- **What to produce**:
Pull out the lines of the material from its first line through the line containing "20, 165, 36]", both ends included, and reproduce them verbatim.

--------------------------------------------------

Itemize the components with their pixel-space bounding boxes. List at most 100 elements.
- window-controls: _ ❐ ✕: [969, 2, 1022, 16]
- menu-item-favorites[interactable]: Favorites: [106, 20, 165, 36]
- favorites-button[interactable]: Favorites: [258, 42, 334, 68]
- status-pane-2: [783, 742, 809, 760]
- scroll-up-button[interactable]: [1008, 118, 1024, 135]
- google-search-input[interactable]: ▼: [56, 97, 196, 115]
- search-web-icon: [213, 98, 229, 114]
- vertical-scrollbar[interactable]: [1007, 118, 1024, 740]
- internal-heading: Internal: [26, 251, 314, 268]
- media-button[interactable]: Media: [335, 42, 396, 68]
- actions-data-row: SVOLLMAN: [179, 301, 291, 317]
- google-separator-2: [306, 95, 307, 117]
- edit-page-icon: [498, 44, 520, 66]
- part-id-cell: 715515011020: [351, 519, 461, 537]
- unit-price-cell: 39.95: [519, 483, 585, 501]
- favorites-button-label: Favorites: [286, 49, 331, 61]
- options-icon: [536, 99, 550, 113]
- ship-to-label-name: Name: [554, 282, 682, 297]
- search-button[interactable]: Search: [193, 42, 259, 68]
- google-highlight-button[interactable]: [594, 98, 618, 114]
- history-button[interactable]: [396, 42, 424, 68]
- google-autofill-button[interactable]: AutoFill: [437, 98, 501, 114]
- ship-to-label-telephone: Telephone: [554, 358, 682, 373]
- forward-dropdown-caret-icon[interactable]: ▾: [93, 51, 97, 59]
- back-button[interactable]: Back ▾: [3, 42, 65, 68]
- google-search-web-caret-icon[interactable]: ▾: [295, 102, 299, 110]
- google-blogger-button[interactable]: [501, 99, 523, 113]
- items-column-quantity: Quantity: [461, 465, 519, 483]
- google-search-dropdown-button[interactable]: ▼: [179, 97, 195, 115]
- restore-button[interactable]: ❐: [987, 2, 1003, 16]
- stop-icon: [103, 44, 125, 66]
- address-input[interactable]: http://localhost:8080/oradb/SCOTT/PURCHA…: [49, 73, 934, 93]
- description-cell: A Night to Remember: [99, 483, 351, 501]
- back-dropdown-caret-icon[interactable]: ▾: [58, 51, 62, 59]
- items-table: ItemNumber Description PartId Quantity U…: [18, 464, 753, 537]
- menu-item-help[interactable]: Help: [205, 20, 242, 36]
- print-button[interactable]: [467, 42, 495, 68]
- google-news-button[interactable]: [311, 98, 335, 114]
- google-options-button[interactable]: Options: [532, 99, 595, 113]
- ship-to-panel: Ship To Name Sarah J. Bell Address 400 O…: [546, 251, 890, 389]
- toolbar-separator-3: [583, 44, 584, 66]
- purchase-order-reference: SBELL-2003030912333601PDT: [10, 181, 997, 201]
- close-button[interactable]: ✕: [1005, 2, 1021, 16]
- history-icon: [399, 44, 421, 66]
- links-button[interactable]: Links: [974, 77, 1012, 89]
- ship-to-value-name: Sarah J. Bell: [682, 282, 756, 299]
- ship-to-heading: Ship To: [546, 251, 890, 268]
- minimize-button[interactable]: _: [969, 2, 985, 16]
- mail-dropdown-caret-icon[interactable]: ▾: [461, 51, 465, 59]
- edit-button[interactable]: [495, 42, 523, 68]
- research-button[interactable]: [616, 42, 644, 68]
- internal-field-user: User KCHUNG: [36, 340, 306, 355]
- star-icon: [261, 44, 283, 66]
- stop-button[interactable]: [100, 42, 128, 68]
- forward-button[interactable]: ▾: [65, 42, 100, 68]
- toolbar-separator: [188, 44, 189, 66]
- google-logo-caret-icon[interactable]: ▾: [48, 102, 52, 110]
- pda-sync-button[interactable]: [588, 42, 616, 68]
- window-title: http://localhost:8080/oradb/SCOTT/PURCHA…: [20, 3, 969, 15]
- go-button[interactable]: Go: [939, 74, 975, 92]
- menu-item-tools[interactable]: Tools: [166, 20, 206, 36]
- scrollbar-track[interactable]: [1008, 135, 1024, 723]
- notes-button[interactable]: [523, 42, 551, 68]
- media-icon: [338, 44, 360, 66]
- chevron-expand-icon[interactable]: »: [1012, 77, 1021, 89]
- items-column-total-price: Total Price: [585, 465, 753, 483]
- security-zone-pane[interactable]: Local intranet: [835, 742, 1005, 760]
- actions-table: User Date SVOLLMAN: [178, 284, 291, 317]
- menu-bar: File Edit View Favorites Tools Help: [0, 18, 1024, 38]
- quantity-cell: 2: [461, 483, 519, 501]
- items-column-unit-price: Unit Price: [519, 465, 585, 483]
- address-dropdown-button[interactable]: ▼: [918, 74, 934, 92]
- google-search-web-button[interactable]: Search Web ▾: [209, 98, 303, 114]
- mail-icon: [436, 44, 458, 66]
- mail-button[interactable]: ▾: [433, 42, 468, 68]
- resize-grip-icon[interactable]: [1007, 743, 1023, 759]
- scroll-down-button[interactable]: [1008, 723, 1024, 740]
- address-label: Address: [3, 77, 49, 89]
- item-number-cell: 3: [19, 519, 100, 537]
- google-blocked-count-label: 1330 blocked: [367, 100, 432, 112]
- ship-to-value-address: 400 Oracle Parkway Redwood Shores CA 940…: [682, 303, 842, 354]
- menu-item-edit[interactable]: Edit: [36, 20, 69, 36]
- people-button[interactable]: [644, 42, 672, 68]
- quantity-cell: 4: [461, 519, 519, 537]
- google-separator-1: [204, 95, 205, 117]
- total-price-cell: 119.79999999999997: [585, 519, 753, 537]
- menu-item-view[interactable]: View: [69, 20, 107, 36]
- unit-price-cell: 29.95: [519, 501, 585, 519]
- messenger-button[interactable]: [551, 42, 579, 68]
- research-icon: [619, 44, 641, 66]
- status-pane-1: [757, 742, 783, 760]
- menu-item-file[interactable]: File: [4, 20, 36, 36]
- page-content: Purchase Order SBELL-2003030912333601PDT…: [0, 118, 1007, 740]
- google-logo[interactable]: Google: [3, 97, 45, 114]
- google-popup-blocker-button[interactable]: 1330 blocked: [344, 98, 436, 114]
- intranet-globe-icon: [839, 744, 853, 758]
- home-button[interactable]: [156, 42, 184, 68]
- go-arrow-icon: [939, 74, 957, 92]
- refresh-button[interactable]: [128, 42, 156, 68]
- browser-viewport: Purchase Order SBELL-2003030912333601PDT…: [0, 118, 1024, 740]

--------------------------------------------------

- **Solution for this exercise**:
Itemize the components with their pixel-space bounding boxes. List at most 100 elements.
- window-controls: _ ❐ ✕: [969, 2, 1022, 16]
- menu-item-favorites[interactable]: Favorites: [106, 20, 165, 36]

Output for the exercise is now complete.